### What this task involves
Gather up every line from the entries below that uses the word "date".

### Dataset rows
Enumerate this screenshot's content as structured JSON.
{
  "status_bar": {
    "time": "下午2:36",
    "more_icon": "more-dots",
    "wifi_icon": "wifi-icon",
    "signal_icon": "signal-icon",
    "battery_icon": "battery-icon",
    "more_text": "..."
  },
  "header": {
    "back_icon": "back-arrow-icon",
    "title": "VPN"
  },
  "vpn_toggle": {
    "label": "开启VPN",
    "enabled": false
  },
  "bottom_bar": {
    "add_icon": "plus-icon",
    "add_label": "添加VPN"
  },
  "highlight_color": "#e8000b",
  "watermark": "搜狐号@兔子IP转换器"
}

---

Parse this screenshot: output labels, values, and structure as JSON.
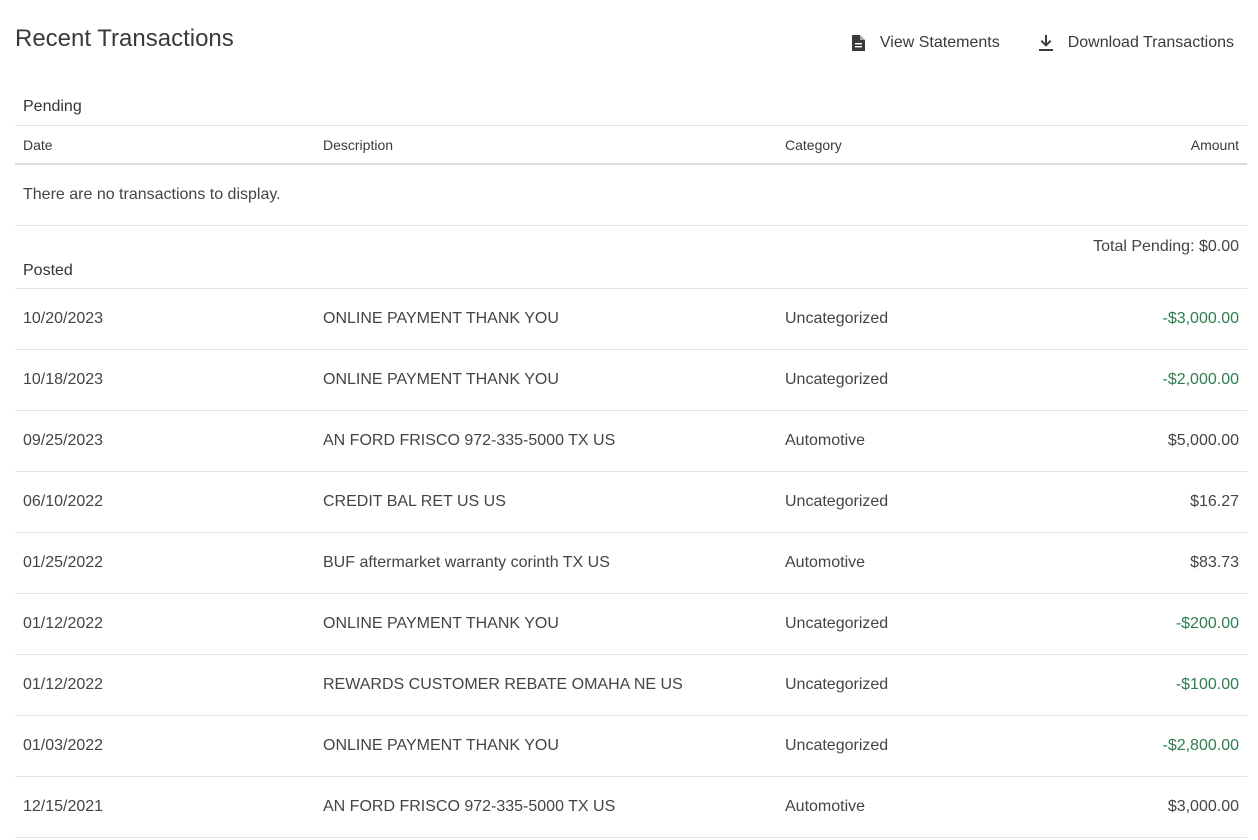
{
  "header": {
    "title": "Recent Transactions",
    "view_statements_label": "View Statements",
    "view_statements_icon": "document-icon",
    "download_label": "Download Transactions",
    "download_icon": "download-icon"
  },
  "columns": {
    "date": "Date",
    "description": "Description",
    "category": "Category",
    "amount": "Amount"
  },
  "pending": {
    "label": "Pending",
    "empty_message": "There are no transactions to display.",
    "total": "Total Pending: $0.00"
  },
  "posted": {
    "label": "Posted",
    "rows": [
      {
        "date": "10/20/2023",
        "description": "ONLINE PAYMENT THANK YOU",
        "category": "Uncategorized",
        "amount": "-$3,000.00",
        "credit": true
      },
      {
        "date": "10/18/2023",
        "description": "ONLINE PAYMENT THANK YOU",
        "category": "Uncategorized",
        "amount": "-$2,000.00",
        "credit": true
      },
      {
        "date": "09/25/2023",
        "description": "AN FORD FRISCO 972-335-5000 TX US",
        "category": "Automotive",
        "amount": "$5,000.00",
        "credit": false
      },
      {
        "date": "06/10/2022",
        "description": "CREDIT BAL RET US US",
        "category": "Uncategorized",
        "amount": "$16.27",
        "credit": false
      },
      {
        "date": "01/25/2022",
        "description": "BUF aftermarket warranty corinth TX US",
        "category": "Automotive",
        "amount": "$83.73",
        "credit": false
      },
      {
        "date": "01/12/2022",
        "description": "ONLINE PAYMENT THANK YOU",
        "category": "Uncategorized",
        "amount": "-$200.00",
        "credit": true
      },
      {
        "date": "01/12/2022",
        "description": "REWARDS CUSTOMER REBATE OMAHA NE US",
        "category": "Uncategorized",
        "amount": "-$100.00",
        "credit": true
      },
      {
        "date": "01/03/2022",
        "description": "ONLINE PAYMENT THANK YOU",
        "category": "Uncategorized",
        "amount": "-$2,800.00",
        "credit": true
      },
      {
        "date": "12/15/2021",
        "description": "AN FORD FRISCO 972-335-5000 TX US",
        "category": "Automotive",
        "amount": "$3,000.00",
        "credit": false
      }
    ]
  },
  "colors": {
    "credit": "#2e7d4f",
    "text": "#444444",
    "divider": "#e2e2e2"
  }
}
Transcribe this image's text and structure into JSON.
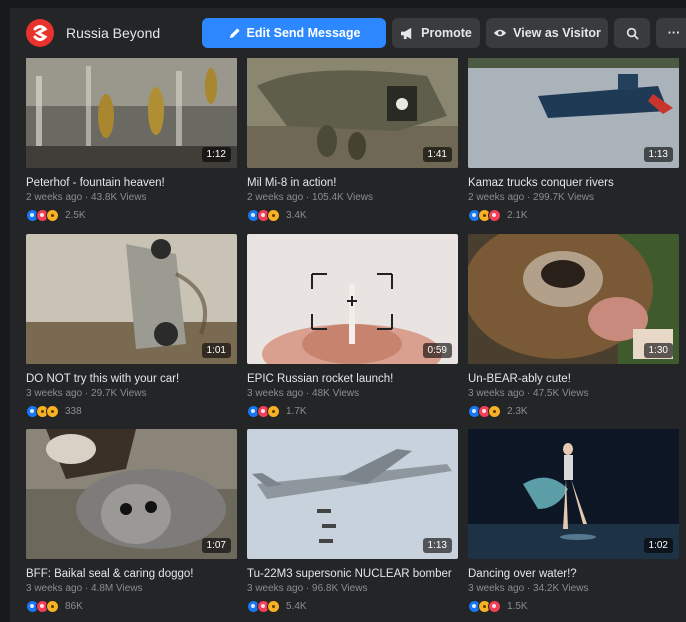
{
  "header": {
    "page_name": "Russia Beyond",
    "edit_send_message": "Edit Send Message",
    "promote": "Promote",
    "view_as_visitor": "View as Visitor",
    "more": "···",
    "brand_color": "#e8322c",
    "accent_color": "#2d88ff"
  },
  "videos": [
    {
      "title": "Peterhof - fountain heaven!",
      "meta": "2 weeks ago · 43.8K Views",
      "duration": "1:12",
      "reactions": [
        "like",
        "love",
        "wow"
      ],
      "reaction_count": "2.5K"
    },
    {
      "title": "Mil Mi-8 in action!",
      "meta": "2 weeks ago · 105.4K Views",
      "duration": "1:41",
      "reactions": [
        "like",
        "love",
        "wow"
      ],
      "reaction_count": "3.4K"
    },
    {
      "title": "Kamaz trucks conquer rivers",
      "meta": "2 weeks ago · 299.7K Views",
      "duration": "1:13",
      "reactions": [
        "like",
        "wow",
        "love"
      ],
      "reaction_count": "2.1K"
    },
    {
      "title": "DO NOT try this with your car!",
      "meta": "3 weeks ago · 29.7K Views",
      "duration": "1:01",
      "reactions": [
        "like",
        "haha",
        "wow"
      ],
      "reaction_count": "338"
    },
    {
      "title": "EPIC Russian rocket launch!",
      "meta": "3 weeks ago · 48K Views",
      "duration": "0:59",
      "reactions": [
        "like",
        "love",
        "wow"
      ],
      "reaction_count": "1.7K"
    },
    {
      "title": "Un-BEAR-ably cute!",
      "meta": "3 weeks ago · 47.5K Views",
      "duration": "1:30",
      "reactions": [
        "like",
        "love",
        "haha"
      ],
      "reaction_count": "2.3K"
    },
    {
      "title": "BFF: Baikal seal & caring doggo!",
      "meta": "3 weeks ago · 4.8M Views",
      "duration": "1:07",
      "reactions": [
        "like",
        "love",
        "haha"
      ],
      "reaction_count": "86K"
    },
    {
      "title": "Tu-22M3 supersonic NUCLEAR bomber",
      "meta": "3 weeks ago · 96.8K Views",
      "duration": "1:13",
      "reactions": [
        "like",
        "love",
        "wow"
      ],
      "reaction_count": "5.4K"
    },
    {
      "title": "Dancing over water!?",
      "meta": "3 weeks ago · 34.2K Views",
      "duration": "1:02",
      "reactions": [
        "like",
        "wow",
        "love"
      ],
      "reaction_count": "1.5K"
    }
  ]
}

### Task output
    "date": "Date",
        "date": "10/20/2023",
        "date": "10/18/2023",
        "date": "09/25/2023",
        "date": "06/10/2022",
        "date": "01/25/2022",
        "date": "01/12/2022",
        "date": "01/12/2022",
        "date": "01/03/2022",
        "date": "12/15/2021",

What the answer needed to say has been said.